> [Extract]:
- Opening Delimiter -

Alfonso de la Cruz

Personal information
- Full name: Alfonso de la Cruz Calero
- Date of birth: 17 July 1986 (age 39)
- Place of birth: Villarrobledo, Spain
- Height: 1.86 m (6 ft 1 in)
- Position: Centre-back

Team information
- Current team: Ovidiana Sulmona

Senior career*
- Years: Team / Apps / (Gls)
- 2008–2009: Águilas / 30 / (0)
- 2009–2010: Almería B / 24 / (0)
- 2010–2011: Caravaca / 34 / (2)
- 2011–2012: Lorca Atlético / 34 / (1)
- 2012–2013: Toledo / 0 / (0)
- 2014–2015: Somozas / 19 / (0)

- Closing Delimiter -

> [What this exercise asks]:
1. Rewrite the section of the Alfonso de la Cruz profile that begins "Personal information" as one short sentence that keeps all its facts.
2. Extend the Alfonso de la Cruz profile, picking up after its last line about Somozas.

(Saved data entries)
- Opening Delimiter -

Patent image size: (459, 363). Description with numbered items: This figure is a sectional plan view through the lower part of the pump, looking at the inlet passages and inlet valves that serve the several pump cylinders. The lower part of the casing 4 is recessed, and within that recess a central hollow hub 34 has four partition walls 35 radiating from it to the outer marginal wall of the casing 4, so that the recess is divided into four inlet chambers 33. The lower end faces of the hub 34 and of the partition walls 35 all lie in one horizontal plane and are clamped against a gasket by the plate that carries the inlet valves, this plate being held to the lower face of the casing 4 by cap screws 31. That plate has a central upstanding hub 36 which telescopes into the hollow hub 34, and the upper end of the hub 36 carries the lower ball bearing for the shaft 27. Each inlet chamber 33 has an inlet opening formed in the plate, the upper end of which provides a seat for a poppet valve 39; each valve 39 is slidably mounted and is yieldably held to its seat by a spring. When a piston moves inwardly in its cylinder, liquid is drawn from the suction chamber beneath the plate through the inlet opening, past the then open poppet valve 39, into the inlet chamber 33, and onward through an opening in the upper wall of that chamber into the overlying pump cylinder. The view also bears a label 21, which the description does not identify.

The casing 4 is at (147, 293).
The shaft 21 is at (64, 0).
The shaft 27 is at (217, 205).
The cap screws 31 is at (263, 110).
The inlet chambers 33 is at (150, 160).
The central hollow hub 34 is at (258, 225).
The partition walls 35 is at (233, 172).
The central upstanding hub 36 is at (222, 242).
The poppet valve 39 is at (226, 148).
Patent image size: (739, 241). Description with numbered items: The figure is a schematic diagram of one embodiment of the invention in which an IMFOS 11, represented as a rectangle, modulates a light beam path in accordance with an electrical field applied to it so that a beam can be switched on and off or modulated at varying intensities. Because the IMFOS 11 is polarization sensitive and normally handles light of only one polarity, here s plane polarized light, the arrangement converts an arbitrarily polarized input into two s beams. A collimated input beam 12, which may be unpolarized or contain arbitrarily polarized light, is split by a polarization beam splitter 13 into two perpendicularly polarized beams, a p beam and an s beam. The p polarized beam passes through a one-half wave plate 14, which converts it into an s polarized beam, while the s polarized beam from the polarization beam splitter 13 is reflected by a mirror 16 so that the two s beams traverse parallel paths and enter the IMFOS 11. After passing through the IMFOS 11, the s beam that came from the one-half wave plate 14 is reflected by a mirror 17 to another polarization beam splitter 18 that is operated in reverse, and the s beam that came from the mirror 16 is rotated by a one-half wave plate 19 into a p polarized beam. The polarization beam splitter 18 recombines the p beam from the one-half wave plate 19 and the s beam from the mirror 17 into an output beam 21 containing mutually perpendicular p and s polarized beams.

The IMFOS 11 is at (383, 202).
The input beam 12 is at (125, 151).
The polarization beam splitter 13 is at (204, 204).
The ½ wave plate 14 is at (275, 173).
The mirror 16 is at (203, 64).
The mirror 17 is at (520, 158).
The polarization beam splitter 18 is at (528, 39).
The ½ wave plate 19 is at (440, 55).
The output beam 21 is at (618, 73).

- Closing Delimiter -

> [Answers for this exercise]:
1. Alfonso de la Cruz Calero is a 1.86 m (6 ft 1 in) centre-back, born on 17 July 1986 in Villarrobledo, Spain, and is 39 years old.

2.
- 2015–2018: Ebro / 88 / (1)
- 2018: Selangor / 6 / (0)
- 2019–2020: PSS Sleman / 18 / (0)
- 2021–2024: Villarrobledo / 58 / (0)
- 2024–: Ovidiana Sulmona

= Alfonso de la Cruz =

Spanish footballer

Alfonso de la Cruz Calero (born 17 July 1986) is a Spanish footballer who plays as a centre-back for Italian fifth-tier Eccellenza club Ovidiana Sulmona.